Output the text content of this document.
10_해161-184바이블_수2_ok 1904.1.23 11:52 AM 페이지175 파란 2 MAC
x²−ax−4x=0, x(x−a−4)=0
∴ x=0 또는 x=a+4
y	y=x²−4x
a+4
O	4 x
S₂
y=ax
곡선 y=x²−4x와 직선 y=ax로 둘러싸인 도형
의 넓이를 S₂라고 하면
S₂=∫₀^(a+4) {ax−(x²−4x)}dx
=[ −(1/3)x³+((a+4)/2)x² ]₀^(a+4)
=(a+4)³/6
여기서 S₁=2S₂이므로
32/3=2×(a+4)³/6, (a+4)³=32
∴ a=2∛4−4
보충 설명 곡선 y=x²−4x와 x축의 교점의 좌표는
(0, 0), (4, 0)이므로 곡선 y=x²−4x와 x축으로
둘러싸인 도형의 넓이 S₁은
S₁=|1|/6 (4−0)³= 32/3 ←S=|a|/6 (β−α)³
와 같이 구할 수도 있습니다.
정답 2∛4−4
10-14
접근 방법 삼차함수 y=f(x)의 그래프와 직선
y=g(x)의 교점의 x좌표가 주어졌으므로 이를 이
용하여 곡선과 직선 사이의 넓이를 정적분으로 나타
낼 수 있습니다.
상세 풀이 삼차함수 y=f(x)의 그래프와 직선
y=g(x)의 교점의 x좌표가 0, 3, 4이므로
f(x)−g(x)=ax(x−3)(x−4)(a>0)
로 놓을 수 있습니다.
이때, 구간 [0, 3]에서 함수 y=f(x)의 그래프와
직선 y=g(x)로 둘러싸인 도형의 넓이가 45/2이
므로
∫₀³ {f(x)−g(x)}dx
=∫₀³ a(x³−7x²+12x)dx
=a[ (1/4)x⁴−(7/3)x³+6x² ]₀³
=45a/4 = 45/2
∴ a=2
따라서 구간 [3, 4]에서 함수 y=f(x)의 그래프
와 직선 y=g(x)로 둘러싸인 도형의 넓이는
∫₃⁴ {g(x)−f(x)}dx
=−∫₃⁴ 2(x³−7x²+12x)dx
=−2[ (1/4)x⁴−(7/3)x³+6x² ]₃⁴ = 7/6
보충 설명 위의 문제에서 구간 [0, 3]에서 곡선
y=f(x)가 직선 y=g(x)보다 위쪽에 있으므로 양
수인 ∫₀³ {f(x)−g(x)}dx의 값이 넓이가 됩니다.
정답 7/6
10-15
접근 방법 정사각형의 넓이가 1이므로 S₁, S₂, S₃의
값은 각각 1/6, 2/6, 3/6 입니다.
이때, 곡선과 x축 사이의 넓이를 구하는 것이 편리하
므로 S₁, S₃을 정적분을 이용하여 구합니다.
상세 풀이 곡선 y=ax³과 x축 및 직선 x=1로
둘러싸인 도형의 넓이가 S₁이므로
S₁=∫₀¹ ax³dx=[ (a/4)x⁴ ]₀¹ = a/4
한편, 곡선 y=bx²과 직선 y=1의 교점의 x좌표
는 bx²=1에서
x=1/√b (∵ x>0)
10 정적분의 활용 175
==*==
GIVEN PROBLEM – Using the records above, select and copy every line that has the word "x좌표가".

CORRECT ANSWER –
y=g(x)의 교점의 x좌표가 주어졌으므로 이를 이
y=g(x)의 교점의 x좌표가 0, 3, 4이므로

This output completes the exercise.